- Your instructions
Write out exactly the lines below that run from the line containing "Enumerate this screenshot's" through the last line of the records.

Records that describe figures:
::::::::

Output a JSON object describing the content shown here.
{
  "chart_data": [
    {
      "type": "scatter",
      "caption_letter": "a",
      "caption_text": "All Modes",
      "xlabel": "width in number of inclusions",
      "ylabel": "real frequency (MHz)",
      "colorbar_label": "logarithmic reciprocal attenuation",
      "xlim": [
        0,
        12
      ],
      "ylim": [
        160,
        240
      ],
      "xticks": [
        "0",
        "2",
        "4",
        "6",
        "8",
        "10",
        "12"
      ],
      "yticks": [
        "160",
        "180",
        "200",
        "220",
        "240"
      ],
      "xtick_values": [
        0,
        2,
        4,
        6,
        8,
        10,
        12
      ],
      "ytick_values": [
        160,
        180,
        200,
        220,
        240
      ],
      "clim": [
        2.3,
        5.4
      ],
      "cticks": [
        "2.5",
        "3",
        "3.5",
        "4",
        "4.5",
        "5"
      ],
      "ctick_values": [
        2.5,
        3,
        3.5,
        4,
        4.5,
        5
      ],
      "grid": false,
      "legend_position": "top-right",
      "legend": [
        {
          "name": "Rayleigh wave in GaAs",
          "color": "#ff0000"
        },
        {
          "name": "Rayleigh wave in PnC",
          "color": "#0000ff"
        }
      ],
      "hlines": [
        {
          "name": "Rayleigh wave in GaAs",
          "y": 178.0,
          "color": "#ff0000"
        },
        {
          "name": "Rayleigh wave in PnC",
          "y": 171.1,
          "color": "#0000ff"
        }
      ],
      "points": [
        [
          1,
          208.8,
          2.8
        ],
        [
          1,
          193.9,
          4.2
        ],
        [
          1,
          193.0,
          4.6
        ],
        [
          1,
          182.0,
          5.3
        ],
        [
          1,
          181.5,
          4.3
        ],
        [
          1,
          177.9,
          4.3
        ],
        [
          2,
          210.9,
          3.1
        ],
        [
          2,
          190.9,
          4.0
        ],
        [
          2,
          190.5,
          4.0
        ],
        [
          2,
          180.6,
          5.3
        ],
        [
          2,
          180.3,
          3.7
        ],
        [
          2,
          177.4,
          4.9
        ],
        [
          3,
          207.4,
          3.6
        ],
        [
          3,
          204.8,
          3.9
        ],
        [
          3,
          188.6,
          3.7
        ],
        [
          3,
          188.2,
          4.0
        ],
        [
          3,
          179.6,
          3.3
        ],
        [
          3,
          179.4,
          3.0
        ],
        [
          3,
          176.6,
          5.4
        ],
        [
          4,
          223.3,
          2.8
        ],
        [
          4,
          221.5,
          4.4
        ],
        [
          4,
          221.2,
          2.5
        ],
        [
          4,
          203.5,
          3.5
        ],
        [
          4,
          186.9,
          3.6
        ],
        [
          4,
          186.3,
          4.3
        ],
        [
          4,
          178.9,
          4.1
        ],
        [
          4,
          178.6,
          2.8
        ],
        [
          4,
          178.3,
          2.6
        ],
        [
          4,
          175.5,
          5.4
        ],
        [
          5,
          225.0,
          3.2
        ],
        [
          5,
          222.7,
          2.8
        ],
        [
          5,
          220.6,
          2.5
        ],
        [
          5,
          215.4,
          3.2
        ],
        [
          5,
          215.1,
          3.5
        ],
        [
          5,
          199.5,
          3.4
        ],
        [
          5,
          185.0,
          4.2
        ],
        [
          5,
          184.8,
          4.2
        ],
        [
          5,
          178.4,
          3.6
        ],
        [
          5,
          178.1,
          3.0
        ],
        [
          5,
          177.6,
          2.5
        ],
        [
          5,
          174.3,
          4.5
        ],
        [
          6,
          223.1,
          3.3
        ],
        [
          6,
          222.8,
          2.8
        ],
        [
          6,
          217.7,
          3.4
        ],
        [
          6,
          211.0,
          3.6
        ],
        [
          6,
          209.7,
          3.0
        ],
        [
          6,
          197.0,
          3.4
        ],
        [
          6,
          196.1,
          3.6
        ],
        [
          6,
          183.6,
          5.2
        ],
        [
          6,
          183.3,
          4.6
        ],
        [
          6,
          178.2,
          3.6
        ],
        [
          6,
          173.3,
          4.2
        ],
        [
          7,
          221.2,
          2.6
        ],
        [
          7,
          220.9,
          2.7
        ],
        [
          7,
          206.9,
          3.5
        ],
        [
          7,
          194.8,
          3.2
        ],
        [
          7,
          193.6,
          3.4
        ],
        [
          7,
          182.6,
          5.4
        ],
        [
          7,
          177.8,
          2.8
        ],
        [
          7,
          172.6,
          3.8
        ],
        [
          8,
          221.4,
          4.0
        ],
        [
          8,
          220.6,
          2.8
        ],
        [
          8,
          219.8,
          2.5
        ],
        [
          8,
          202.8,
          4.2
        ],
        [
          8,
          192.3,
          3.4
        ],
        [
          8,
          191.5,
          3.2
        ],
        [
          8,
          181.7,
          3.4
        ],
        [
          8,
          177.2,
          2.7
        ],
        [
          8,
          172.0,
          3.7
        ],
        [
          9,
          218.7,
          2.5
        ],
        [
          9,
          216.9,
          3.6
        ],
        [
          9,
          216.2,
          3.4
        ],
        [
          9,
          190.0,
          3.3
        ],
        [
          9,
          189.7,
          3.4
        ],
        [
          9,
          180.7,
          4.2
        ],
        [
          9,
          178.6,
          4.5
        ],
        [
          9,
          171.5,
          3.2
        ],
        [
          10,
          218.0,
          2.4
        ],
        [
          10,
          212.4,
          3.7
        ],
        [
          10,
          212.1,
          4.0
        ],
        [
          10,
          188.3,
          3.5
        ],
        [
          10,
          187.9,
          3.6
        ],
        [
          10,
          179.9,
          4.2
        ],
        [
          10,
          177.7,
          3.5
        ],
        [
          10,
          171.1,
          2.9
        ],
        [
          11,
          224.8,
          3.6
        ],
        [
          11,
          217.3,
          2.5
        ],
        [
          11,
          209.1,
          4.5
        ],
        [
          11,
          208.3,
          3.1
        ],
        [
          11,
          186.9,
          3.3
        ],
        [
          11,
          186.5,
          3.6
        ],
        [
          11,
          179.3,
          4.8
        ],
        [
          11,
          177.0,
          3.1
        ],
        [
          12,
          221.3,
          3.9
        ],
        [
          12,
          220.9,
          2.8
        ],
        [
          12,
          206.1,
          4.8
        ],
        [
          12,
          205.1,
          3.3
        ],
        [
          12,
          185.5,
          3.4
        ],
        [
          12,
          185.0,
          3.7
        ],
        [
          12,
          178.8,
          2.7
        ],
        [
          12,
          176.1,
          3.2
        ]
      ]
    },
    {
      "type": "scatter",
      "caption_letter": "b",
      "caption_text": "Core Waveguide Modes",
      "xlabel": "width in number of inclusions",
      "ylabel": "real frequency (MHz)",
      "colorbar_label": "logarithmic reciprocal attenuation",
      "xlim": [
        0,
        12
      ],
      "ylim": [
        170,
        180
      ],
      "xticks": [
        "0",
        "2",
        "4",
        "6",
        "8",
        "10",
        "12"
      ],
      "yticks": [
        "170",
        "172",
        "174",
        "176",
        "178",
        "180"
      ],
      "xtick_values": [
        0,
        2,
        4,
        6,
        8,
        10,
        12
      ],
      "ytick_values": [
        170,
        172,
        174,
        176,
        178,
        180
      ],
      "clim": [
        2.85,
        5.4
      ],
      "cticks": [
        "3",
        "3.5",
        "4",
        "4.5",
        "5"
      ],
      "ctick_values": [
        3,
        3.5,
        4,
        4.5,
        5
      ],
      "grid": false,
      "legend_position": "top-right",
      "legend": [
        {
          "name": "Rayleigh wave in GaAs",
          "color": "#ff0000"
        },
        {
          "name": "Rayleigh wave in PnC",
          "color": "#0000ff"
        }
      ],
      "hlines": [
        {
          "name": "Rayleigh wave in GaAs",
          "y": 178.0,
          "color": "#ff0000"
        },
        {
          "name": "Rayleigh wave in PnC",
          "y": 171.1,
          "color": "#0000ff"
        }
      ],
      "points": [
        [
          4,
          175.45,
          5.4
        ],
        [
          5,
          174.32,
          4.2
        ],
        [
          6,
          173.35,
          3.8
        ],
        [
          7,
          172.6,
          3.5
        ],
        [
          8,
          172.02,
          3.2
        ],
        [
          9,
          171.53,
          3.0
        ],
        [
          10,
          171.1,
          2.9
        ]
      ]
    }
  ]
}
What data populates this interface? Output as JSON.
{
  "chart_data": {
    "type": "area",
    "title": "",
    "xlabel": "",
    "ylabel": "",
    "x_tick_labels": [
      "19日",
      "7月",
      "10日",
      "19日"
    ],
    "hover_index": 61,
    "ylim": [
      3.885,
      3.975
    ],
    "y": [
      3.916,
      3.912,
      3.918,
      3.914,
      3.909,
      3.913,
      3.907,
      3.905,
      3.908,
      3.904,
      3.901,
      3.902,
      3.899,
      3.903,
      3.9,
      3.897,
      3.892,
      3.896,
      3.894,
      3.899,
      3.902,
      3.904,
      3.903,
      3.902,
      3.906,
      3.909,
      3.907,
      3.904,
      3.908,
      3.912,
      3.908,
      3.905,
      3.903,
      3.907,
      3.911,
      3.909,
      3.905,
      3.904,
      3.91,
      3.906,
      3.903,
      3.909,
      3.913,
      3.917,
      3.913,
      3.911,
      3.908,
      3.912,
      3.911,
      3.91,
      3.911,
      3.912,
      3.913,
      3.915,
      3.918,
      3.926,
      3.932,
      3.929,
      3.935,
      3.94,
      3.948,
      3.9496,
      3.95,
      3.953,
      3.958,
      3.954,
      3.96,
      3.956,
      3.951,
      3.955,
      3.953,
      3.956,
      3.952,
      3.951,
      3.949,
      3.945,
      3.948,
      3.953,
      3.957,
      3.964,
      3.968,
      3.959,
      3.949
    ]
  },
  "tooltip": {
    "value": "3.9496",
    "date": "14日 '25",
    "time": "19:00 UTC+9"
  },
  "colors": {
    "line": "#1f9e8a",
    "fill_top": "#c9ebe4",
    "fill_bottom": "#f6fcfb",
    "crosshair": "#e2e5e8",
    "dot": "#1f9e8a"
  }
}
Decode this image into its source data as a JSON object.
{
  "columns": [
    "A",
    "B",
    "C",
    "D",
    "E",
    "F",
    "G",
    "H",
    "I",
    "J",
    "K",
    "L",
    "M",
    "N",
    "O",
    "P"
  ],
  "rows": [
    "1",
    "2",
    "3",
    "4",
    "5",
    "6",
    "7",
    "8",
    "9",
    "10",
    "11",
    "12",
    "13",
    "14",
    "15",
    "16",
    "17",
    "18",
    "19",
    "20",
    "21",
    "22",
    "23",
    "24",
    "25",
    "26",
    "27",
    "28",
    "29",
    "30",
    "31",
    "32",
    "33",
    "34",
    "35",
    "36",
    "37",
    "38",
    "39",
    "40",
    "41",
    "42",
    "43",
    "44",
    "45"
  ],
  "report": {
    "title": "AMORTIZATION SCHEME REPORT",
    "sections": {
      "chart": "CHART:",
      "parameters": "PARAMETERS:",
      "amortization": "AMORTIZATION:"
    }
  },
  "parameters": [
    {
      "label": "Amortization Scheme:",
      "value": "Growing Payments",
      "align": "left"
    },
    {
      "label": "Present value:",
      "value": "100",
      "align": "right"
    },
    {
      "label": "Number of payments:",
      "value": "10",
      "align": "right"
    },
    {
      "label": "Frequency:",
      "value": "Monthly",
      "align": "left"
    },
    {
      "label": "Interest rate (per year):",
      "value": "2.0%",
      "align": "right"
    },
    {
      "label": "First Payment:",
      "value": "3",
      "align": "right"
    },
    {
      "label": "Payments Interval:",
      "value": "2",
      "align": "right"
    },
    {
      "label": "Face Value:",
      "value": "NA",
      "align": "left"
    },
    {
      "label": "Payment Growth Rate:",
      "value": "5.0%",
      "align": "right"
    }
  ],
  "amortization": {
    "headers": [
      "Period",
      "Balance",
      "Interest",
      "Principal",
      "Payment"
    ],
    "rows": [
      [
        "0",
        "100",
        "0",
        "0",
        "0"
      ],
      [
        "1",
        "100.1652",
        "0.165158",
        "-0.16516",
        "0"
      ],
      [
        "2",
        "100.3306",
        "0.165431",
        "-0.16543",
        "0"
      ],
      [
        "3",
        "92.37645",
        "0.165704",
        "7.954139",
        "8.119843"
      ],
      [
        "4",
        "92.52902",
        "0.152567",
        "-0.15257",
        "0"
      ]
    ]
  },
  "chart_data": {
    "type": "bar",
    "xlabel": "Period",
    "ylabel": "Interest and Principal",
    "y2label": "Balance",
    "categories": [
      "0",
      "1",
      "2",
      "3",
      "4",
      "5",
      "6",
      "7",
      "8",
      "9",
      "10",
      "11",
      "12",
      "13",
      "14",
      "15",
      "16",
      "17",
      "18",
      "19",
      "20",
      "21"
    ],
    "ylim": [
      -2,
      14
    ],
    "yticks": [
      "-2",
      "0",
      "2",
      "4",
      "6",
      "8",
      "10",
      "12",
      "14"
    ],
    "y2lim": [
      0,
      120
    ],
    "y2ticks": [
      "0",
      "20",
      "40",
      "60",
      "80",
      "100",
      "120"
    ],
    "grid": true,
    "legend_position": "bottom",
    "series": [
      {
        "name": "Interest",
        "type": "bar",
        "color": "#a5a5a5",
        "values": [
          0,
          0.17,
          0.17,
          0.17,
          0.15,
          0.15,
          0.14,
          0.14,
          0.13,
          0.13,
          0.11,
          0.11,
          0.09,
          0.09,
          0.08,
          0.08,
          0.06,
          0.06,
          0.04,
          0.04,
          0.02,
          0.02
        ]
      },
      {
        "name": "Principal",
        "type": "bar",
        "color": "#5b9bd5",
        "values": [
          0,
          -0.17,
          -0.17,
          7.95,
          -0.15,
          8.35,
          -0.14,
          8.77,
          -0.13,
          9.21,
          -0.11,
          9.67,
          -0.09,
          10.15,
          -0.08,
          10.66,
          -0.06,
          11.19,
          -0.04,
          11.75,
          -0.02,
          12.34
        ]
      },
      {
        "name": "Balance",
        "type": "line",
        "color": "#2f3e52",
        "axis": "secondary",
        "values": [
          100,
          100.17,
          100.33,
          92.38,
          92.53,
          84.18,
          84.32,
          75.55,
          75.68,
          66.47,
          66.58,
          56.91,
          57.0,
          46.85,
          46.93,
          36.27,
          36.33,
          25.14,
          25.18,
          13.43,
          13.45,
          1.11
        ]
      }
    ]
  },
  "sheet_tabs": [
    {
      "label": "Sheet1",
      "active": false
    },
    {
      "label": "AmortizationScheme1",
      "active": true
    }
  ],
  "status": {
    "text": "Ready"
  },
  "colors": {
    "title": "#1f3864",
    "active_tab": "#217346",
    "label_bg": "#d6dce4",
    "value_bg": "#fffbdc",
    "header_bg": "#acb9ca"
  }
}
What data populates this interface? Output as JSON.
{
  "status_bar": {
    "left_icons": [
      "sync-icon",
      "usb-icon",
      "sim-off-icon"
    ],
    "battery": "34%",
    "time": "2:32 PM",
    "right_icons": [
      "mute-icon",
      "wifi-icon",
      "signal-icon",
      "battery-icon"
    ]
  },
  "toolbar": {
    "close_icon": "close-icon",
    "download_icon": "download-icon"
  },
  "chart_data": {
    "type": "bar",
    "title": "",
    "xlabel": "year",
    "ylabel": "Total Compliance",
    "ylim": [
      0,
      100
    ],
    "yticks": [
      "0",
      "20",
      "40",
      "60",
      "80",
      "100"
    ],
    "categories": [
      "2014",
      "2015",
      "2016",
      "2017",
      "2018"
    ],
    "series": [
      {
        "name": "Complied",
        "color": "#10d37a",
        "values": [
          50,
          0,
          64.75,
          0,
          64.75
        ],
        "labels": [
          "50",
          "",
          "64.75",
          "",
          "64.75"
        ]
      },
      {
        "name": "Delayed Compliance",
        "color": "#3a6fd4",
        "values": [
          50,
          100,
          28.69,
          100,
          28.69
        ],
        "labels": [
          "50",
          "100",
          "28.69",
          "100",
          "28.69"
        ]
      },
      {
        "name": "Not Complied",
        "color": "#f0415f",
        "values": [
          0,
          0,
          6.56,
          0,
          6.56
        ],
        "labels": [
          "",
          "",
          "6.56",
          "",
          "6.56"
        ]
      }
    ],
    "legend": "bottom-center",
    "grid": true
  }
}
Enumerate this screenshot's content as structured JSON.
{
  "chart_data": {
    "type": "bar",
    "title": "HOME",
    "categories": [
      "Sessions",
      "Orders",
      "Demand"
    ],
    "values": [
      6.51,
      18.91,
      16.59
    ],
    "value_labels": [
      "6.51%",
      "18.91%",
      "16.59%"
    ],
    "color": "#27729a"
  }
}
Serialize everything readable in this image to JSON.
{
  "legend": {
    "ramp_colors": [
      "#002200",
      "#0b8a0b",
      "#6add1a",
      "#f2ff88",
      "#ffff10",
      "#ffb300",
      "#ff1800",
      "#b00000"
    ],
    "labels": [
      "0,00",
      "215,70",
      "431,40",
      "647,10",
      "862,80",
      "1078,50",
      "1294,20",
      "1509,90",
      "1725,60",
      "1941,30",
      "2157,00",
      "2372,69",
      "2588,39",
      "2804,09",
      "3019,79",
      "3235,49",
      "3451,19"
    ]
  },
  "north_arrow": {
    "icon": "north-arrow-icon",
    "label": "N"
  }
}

::::::::

- In response
Enumerate this screenshot's content as structured JSON.
{
  "chart_data": {
    "type": "bar",
    "title": "HOME",
    "categories": [
      "Sessions",
      "Orders",
      "Demand"
    ],
    "values": [
      6.51,
      18.91,
      16.59
    ],
    "value_labels": [
      "6.51%",
      "18.91%",
      "16.59%"
    ],
    "color": "#27729a"
  }
}
Serialize everything readable in this image to JSON.
{
  "legend": {
    "ramp_colors": [
      "#002200",
      "#0b8a0b",
      "#6add1a",
      "#f2ff88",
      "#ffff10",
      "#ffb300",
      "#ff1800",
      "#b00000"
    ],
    "labels": [
      "0,00",
      "215,70",
      "431,40",
      "647,10",
      "862,80",
      "1078,50",
      "1294,20",
      "1509,90",
      "1725,60",
      "1941,30",
      "2157,00",
      "2372,69",
      "2588,39",
      "2804,09",
      "3019,79",
      "3235,49",
      "3451,19"
    ]
  },
  "north_arrow": {
    "icon": "north-arrow-icon",
    "label": "N"
  }
}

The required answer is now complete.